Task to complete: Using the records below, filter out every line that lacks "Zulauf" and copy the rest.
== == ==
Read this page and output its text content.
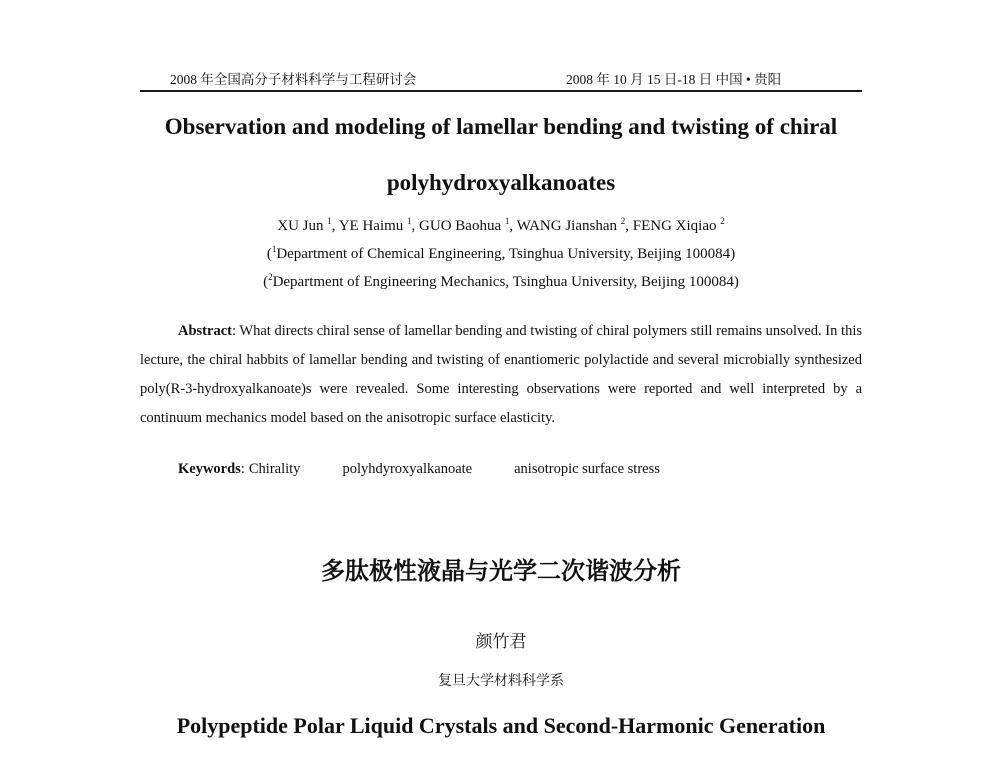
2008 年全国高分子材料科学与工程研讨会	2008 年 10 月 15 日-18 日 中国 • 贵阳
Observation and modeling of lamellar bending and twisting of chiral
polyhydroxyalkanoates
XU Jun $^1$, YE Haimu $^1$, GUO Baohua $^1$, WANG Jianshan $^2$, FENG Xiqiao $^2$
($^1$Department of Chemical Engineering, Tsinghua University, Beijing 100084)
($^2$Department of Engineering Mechanics, Tsinghua University, Beijing 100084)
Abstract: What directs chiral sense of lamellar bending and twisting of chiral polymers still remains unsolved. In this lecture, the chiral habbits of lamellar bending and twisting of enantiomeric polylactide and several microbially synthesized poly(R-3-hydroxyalkanoate)s were revealed. Some interesting observations were reported and well interpreted by a continuum mechanics model based on the anisotropic surface elasticity.
Keywords: Chirality	polyhdyroxyalkanoate	anisotropic surface stress
多肽极性液晶与光学二次谐波分析
颜竹君
复旦大学材料科学系
Polypeptide Polar Liquid Crystals and Second-Harmonic Generation
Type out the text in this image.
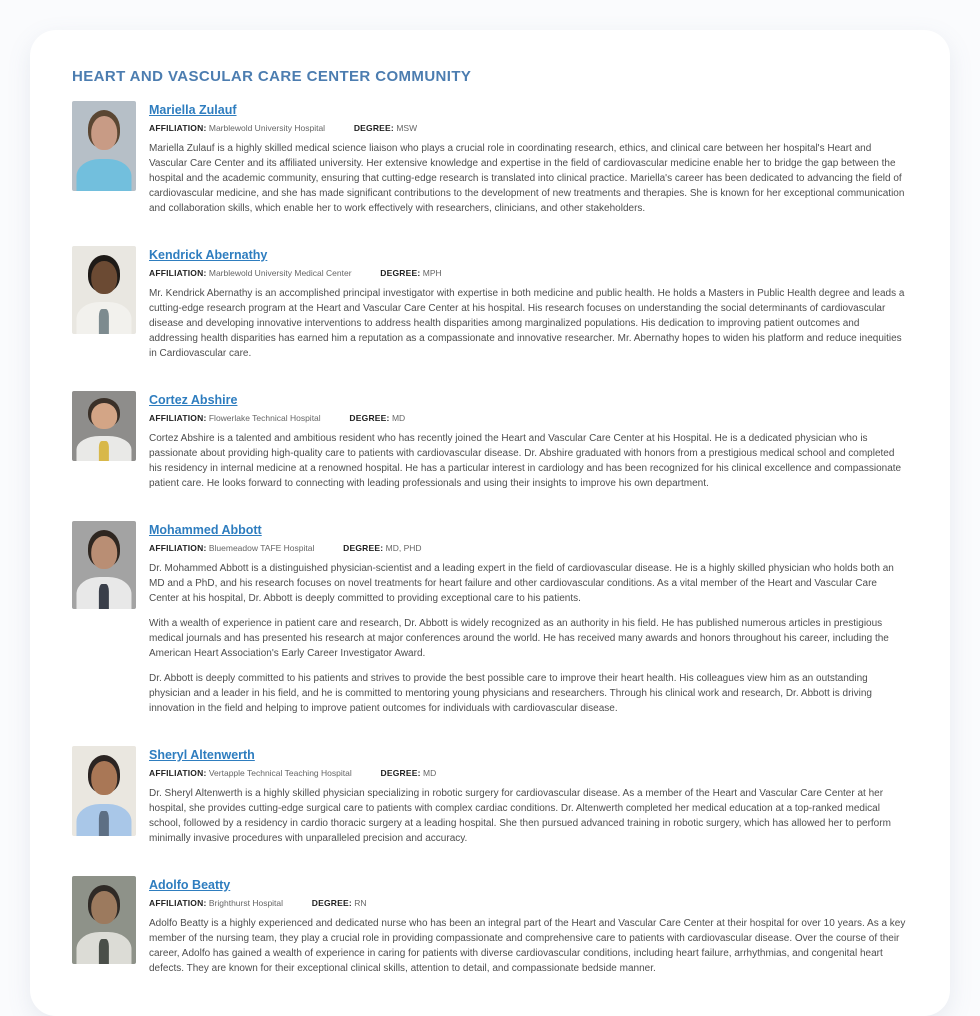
HEART AND VASCULAR CARE CENTER COMMUNITY
Mariella Zulauf
AFFILIATION: Marblewold University Hospital	DEGREE: MSW

Mariella Zulauf is a highly skilled medical science liaison who plays a crucial role in coordinating research, ethics, and clinical care between her hospital's Heart and Vascular Care Center and its affiliated university. Her extensive knowledge and expertise in the field of cardiovascular medicine enable her to bridge the gap between the hospital and the academic community, ensuring that cutting-edge research is translated into clinical practice. Mariella's career has been dedicated to advancing the field of cardiovascular medicine, and she has made significant contributions to the development of new treatments and therapies. She is known for her exceptional communication and collaboration skills, which enable her to work effectively with researchers, clinicians, and other stakeholders.

Kendrick Abernathy
AFFILIATION: Marblewold University Medical Center	DEGREE: MPH

Mr. Kendrick Abernathy is an accomplished principal investigator with expertise in both medicine and public health. He holds a Masters in Public Health degree and leads a cutting-edge research program at the Heart and Vascular Care Center at his hospital. His research focuses on understanding the social determinants of cardiovascular disease and developing innovative interventions to address health disparities among marginalized populations. His dedication to improving patient outcomes and addressing health disparities has earned him a reputation as a compassionate and innovative researcher. Mr. Abernathy hopes to widen his platform and reduce inequities in Cardiovascular care.

Cortez Abshire
AFFILIATION: Flowerlake Technical Hospital	DEGREE: MD

Cortez Abshire is a talented and ambitious resident who has recently joined the Heart and Vascular Care Center at his Hospital. He is a dedicated physician who is passionate about providing high-quality care to patients with cardiovascular disease. Dr. Abshire graduated with honors from a prestigious medical school and completed his residency in internal medicine at a renowned hospital. He has a particular interest in cardiology and has been recognized for his clinical excellence and compassionate patient care. He looks forward to connecting with leading professionals and using their insights to improve his own department.

Mohammed Abbott
AFFILIATION: Bluemeadow TAFE Hospital	DEGREE: MD, PHD

Dr. Mohammed Abbott is a distinguished physician-scientist and a leading expert in the field of cardiovascular disease. He is a highly skilled physician who holds both an MD and a PhD, and his research focuses on novel treatments for heart failure and other cardiovascular conditions. As a vital member of the Heart and Vascular Care Center at his hospital, Dr. Abbott is deeply committed to providing exceptional care to his patients.

With a wealth of experience in patient care and research, Dr. Abbott is widely recognized as an authority in his field. He has published numerous articles in prestigious medical journals and has presented his research at major conferences around the world. He has received many awards and honors throughout his career, including the American Heart Association's Early Career Investigator Award.

Dr. Abbott is deeply committed to his patients and strives to provide the best possible care to improve their heart health. His colleagues view him as an outstanding physician and a leader in his field, and he is committed to mentoring young physicians and researchers. Through his clinical work and research, Dr. Abbott is driving innovation in the field and helping to improve patient outcomes for individuals with cardiovascular disease.

Sheryl Altenwerth
AFFILIATION: Vertapple Technical Teaching Hospital	DEGREE: MD

Dr. Sheryl Altenwerth is a highly skilled physician specializing in robotic surgery for cardiovascular disease. As a member of the Heart and Vascular Care Center at her hospital, she provides cutting-edge surgical care to patients with complex cardiac conditions. Dr. Altenwerth completed her medical education at a top-ranked medical school, followed by a residency in cardio thoracic surgery at a leading hospital. She then pursued advanced training in robotic surgery, which has allowed her to perform minimally invasive procedures with unparalleled precision and accuracy.

Adolfo Beatty
AFFILIATION: Brighthurst Hospital	DEGREE: RN

Adolfo Beatty is a highly experienced and dedicated nurse who has been an integral part of the Heart and Vascular Care Center at their hospital for over 10 years. As a key member of the nursing team, they play a crucial role in providing compassionate and comprehensive care to patients with cardiovascular disease. Over the course of their career, Adolfo has gained a wealth of experience in caring for patients with diverse cardiovascular conditions, including heart failure, arrhythmias, and congenital heart defects. They are known for their exceptional clinical skills, attention to detail, and compassionate bedside manner.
== == ==
Solution to the problem:
Mariella Zulauf
Mariella Zulauf is a highly skilled medical science liaison who plays a crucial role in coordinating research, ethics, and clinical care between her hospital's Heart and Vascular Care Center and its affiliated university. Her extensive knowledge and expertise in the field of cardiovascular medicine enable her to bridge the gap between the hospital and the academic community, ensuring that cutting-edge research is translated into clinical practice. Mariella's career has been dedicated to advancing the field of cardiovascular medicine, and she has made significant contributions to the development of new treatments and therapies. She is known for her exceptional communication and collaboration skills, which enable her to work effectively with researchers, clinicians, and other stakeholders.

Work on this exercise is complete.